- _Records for this task_
○ ○ ○

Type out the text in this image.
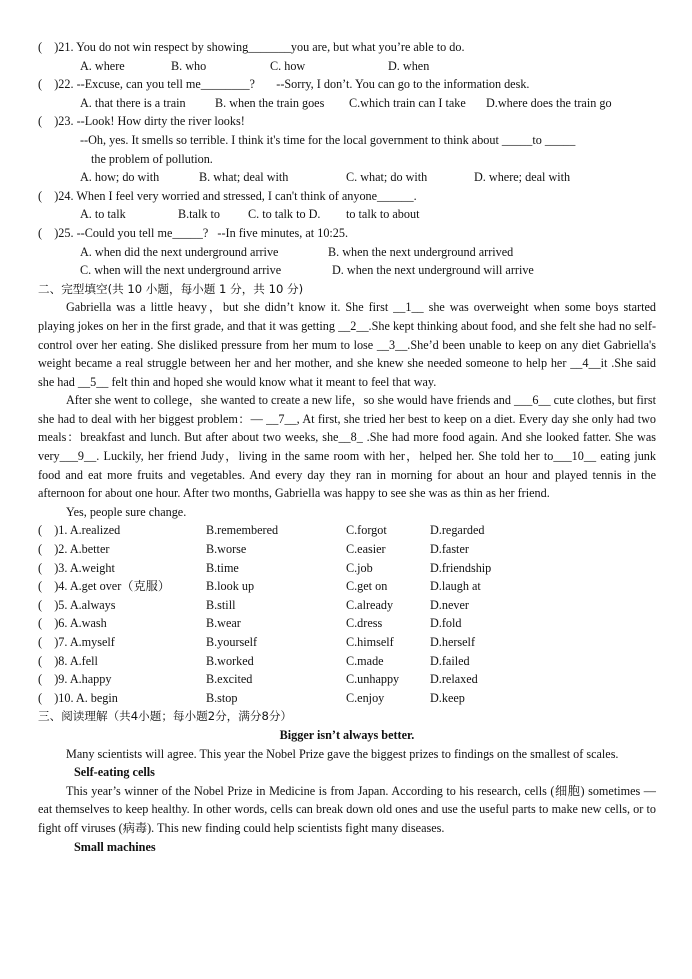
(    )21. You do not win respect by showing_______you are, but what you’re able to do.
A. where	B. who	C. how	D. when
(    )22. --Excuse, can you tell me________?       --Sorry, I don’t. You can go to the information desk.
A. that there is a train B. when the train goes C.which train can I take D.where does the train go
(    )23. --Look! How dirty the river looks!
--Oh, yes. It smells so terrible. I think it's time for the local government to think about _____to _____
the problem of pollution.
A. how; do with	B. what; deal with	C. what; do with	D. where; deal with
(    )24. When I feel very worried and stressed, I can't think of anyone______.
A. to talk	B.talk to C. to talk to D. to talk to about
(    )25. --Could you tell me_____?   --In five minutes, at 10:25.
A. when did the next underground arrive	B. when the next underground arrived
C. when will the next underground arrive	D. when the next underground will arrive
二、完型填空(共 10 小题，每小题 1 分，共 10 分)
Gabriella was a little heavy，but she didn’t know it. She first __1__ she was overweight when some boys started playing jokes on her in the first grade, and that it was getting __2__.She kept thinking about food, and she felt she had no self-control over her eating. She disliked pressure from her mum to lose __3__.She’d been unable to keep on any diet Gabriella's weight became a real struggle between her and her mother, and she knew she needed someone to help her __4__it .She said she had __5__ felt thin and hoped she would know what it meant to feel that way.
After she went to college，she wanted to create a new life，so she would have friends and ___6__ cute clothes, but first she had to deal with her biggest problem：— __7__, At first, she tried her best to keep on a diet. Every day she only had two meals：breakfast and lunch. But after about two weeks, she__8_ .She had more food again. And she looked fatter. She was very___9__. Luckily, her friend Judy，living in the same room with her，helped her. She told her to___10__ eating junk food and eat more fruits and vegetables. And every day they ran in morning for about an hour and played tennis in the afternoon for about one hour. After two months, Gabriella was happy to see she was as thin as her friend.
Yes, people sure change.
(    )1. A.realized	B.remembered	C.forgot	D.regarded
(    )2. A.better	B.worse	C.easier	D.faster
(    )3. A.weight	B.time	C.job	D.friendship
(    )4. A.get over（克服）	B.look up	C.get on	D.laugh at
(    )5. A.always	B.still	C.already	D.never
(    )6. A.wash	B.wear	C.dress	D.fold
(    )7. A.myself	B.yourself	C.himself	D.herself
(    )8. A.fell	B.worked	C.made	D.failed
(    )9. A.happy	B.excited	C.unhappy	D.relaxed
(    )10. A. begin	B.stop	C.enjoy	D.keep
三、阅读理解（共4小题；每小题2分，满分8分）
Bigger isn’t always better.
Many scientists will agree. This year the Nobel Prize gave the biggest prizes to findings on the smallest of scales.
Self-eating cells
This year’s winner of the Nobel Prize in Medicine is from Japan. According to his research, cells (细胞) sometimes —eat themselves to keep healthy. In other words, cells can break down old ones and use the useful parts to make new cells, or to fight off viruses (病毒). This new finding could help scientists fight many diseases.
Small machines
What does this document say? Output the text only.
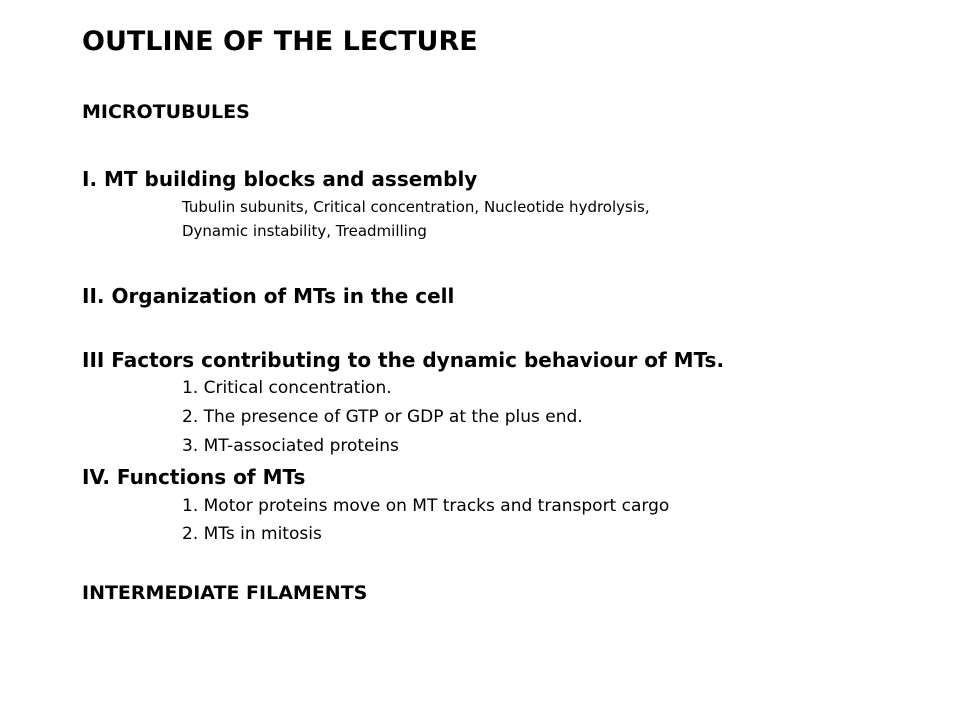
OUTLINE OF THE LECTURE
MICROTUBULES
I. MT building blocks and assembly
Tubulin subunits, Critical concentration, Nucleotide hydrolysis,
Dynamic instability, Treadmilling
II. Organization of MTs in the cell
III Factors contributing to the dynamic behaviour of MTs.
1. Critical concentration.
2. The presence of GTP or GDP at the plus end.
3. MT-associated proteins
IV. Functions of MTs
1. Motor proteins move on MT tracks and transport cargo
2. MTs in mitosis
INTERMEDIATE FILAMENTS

○ ○ ○

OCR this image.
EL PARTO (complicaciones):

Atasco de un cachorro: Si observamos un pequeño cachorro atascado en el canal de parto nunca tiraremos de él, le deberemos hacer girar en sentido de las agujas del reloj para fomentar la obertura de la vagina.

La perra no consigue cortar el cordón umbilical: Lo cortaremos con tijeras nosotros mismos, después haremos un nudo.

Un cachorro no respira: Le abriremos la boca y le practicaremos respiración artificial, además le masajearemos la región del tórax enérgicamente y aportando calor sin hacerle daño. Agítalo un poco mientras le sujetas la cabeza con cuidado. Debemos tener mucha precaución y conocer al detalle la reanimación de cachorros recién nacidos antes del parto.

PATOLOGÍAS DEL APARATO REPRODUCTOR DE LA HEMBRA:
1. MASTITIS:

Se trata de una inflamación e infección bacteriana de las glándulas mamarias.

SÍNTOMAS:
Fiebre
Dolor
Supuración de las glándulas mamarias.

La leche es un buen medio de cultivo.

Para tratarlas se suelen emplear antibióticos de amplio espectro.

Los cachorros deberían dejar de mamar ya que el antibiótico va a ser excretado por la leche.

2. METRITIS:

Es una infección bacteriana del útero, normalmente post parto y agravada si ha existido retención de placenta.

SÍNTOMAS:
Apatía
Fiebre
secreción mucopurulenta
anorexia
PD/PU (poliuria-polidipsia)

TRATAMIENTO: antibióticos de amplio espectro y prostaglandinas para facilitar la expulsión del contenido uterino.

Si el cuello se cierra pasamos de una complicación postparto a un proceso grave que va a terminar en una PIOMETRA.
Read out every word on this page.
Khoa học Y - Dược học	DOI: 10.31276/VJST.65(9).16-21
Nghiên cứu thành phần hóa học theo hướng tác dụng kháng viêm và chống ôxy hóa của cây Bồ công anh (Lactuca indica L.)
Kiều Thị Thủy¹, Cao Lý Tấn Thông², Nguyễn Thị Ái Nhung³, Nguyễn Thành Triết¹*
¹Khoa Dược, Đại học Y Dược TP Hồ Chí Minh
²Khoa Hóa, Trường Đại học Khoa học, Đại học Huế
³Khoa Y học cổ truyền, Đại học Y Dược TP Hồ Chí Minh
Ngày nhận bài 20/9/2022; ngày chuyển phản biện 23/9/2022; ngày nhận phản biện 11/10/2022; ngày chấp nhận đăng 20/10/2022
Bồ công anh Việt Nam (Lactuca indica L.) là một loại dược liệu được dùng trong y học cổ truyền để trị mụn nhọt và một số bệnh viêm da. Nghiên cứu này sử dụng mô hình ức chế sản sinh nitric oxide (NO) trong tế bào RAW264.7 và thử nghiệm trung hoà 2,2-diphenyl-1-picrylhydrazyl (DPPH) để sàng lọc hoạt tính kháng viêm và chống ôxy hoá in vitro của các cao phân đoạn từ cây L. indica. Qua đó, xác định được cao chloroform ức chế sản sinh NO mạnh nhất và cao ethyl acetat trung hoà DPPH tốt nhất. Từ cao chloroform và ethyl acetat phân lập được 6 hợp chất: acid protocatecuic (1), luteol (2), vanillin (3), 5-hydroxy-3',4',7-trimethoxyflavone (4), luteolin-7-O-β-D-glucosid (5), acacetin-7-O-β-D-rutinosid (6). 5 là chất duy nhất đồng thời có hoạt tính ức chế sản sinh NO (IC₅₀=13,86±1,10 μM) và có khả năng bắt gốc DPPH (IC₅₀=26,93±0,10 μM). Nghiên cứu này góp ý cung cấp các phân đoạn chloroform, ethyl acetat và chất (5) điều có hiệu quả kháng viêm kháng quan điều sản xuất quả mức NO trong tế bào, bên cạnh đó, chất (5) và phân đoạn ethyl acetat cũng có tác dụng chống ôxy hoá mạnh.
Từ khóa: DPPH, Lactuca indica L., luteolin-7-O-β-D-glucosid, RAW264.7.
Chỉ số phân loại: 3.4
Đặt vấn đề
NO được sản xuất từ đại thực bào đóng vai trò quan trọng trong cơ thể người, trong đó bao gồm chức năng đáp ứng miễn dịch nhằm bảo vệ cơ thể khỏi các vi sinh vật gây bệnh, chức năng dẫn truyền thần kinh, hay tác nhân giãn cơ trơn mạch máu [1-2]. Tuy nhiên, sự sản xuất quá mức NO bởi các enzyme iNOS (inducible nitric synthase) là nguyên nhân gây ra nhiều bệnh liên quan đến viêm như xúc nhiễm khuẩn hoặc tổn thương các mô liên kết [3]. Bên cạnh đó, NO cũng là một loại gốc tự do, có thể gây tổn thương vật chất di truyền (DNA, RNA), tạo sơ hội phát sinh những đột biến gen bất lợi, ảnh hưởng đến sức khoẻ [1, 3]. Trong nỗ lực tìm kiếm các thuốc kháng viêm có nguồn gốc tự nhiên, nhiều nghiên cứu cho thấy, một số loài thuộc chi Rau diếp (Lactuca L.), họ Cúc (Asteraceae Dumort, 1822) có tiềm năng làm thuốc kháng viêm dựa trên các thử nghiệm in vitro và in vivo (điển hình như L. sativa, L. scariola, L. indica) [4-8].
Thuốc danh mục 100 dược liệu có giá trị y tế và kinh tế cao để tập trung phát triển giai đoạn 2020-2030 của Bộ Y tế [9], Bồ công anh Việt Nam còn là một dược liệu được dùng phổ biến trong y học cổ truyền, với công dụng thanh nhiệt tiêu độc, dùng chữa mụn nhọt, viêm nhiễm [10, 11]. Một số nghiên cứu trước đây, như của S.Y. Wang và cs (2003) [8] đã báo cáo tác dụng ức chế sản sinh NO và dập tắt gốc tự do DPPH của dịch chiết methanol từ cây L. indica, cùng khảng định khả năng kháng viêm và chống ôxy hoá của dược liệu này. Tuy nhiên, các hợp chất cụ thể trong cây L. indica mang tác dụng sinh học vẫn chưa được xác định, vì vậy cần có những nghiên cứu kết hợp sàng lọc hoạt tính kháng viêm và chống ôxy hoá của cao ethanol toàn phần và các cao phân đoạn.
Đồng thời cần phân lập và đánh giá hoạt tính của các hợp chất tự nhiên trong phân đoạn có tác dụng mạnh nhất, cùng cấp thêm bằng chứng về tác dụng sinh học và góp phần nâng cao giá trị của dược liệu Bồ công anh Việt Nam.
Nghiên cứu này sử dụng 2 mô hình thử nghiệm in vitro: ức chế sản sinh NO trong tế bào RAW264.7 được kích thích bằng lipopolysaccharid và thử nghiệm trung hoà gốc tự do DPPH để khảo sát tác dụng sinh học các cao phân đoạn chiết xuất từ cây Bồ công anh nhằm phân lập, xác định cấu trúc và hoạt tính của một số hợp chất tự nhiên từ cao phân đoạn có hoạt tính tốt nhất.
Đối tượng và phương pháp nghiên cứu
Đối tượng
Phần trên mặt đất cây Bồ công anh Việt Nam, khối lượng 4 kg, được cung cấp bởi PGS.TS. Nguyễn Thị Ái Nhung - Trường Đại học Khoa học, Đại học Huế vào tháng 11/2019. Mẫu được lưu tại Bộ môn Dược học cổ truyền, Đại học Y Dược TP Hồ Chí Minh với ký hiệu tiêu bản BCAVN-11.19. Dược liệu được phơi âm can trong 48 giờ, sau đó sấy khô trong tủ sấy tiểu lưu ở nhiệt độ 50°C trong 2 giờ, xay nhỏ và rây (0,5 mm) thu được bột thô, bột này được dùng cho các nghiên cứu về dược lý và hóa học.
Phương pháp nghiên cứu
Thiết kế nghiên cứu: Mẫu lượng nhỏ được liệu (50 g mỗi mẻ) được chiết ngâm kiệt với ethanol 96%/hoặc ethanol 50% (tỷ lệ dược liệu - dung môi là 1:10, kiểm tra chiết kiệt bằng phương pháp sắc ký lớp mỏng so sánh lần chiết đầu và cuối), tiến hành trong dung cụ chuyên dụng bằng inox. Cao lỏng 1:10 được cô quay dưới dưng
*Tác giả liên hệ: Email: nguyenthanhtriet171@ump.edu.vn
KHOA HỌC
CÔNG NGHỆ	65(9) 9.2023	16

○ ○ ○

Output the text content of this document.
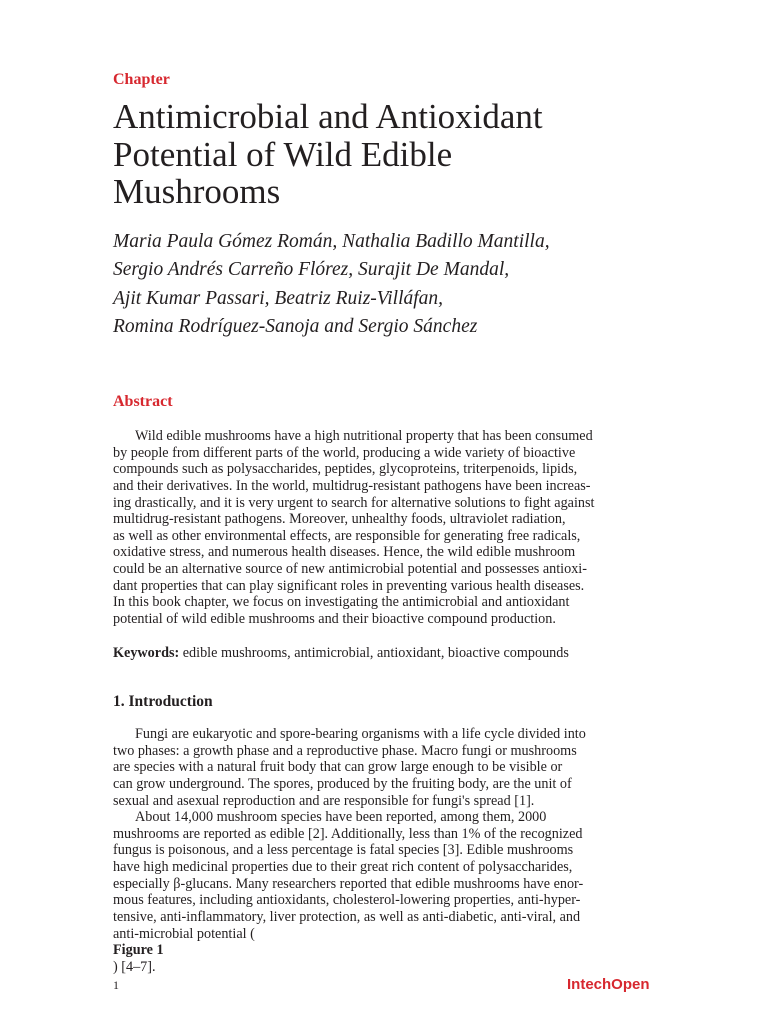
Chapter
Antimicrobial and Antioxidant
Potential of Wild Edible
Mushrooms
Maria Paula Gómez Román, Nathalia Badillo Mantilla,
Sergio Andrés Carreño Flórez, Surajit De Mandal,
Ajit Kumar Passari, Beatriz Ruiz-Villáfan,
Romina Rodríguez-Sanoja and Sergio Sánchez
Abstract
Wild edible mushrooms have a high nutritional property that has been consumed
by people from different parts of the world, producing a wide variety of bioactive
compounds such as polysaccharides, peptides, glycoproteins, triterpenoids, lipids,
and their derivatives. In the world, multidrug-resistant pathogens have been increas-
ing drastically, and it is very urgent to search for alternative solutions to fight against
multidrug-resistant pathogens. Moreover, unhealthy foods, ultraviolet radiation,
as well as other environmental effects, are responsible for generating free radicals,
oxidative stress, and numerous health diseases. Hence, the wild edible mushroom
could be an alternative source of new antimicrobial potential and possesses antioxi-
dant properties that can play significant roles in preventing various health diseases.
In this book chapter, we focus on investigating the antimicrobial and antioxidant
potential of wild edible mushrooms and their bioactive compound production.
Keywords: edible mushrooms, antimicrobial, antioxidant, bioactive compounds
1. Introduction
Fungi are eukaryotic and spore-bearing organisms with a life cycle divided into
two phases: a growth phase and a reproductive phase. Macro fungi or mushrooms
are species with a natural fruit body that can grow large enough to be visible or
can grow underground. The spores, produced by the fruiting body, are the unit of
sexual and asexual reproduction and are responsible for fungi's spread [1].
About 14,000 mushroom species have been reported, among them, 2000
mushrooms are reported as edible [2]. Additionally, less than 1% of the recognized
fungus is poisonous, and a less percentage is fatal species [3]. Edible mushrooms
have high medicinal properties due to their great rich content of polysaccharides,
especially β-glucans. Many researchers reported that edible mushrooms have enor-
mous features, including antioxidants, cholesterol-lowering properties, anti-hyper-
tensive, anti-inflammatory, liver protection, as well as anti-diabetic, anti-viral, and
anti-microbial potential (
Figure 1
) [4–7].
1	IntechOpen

○ ○ ○

- _Assignment_
The lines to show are those in the data above that include "body".

- _Response area_
are species with a natural fruit body that can grow large enough to be visible or
can grow underground. The spores, produced by the fruiting body, are the unit of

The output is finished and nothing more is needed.